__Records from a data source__
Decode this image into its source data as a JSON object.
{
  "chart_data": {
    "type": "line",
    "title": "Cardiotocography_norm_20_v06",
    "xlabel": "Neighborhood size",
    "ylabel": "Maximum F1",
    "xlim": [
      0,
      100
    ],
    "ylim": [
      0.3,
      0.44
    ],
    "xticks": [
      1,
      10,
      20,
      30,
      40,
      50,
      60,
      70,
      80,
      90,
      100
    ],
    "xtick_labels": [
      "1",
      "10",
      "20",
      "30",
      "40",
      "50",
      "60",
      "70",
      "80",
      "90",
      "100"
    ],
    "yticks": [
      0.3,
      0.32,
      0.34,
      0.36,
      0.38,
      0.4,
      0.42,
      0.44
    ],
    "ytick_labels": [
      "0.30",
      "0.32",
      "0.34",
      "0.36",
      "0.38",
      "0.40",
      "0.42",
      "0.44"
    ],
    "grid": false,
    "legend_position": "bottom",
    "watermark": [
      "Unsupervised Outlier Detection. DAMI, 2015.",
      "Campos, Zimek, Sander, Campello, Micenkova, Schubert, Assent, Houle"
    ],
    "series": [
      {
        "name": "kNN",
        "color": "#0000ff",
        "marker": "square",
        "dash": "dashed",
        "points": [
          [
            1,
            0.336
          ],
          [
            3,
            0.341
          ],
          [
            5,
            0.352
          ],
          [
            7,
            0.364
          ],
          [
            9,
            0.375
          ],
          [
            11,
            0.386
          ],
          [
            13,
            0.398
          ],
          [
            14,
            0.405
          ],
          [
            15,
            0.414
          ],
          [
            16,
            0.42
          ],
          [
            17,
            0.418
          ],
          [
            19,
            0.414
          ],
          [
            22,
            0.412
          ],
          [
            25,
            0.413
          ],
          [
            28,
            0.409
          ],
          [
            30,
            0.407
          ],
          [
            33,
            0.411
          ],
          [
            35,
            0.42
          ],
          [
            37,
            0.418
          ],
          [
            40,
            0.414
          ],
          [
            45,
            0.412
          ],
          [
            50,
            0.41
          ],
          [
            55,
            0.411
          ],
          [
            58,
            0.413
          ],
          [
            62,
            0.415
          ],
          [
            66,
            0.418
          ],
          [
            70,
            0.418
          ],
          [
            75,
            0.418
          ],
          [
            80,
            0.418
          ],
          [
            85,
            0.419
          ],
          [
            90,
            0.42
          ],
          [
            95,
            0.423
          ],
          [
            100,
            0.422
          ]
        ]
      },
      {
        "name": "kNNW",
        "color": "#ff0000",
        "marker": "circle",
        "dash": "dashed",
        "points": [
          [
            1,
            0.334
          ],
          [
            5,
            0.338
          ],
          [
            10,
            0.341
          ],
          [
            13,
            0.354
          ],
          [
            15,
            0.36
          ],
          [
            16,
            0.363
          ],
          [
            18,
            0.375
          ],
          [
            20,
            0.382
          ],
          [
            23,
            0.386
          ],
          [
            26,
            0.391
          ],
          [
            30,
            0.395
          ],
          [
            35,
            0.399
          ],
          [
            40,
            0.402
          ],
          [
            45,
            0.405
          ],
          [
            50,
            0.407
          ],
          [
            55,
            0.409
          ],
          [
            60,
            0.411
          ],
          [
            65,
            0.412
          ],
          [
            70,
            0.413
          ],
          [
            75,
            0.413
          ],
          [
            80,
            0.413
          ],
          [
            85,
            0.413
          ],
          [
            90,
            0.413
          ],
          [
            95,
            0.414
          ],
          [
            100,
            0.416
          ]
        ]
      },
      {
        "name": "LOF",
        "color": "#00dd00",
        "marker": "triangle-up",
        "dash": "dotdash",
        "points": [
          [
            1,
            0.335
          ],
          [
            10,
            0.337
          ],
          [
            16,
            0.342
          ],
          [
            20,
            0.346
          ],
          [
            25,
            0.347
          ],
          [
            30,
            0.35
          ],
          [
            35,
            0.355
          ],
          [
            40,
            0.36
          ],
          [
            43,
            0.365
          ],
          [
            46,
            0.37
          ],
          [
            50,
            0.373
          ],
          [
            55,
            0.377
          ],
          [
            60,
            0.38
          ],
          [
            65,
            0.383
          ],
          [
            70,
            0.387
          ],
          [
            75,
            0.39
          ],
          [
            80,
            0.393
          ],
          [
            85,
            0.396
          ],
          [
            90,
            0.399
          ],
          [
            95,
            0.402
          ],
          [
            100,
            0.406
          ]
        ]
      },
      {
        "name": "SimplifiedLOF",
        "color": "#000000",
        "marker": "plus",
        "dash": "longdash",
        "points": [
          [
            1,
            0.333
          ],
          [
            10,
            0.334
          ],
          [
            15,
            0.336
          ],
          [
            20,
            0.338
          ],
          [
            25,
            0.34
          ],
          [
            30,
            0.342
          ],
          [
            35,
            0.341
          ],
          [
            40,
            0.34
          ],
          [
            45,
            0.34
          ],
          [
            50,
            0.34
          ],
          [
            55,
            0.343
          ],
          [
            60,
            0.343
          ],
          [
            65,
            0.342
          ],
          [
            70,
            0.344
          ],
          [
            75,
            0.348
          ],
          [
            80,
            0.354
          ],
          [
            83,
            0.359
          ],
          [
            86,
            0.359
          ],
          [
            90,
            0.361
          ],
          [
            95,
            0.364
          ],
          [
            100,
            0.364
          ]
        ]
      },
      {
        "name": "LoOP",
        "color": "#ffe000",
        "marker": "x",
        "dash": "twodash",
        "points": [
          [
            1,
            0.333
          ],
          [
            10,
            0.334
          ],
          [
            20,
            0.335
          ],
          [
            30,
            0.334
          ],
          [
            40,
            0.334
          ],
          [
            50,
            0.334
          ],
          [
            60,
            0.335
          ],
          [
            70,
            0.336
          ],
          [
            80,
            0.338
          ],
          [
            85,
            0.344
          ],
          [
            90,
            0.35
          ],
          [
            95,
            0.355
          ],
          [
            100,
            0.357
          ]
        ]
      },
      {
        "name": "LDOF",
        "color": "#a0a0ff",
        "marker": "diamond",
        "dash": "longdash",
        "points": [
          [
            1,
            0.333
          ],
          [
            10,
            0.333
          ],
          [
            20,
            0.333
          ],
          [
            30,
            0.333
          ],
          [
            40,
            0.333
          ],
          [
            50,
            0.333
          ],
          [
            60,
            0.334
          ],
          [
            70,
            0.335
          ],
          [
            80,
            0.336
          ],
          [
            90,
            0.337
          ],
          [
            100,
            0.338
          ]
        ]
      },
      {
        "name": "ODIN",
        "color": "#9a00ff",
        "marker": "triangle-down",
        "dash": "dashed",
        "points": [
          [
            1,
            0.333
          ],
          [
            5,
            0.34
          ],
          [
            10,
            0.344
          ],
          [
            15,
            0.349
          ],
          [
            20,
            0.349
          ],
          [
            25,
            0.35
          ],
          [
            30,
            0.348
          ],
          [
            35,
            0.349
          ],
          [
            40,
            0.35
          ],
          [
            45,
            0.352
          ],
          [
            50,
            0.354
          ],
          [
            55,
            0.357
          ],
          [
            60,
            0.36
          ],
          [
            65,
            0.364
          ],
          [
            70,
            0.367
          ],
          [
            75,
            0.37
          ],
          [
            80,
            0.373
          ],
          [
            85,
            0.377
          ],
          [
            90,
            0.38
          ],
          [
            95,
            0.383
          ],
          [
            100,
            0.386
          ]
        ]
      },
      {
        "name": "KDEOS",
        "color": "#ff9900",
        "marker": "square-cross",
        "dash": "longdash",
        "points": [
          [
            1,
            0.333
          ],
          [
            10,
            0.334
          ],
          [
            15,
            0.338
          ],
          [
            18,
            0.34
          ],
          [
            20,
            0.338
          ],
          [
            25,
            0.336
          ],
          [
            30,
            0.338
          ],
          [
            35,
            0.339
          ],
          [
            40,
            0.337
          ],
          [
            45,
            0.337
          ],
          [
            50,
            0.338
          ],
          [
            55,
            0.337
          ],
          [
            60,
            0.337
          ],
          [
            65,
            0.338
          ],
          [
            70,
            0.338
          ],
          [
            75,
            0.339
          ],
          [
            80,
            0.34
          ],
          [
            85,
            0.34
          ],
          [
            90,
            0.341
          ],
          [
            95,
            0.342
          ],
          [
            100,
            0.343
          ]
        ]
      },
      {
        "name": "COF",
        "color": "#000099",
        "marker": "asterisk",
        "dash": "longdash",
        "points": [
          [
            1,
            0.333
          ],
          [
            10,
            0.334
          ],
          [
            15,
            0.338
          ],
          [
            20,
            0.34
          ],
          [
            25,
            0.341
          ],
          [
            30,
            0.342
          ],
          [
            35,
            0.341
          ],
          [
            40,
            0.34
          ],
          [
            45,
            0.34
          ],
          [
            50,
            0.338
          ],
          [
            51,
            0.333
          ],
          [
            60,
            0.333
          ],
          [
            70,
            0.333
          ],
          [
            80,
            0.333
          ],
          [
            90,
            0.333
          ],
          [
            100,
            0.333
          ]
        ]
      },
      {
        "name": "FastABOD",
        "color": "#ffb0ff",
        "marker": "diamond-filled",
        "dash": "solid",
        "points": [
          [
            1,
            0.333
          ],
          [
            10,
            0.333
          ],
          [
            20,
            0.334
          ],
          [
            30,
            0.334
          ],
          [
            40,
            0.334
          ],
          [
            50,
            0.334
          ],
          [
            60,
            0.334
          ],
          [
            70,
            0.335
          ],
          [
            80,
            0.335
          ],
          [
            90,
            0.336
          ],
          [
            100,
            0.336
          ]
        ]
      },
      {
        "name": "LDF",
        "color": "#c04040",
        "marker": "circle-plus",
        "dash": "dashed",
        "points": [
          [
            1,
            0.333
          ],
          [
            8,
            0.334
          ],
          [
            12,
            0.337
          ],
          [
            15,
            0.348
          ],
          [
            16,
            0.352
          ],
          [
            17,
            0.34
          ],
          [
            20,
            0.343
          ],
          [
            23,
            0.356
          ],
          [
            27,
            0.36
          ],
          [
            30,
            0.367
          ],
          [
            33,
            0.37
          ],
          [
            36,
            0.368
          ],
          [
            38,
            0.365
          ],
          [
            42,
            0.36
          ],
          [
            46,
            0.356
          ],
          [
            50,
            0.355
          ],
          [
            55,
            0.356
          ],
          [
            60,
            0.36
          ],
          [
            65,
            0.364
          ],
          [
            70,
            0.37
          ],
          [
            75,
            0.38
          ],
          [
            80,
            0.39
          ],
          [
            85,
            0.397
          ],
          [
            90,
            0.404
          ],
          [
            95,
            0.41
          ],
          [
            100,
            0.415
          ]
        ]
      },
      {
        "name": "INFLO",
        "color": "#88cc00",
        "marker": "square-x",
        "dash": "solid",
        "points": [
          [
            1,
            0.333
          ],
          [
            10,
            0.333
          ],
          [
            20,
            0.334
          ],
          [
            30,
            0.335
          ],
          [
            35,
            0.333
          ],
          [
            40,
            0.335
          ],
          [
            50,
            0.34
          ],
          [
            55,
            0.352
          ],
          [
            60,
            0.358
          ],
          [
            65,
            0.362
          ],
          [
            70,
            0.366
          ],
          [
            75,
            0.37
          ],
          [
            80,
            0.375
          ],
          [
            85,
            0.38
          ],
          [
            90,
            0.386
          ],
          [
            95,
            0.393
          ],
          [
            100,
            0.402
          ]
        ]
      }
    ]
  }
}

__Exercise objective__
From the listing, copy each line containing the word "color".

__Written response__
        "color": "#0000ff",
        "color": "#ff0000",
        "color": "#00dd00",
        "color": "#000000",
        "color": "#ffe000",
        "color": "#a0a0ff",
        "color": "#9a00ff",
        "color": "#ff9900",
        "color": "#000099",
        "color": "#ffb0ff",
        "color": "#c04040",
        "color": "#88cc00",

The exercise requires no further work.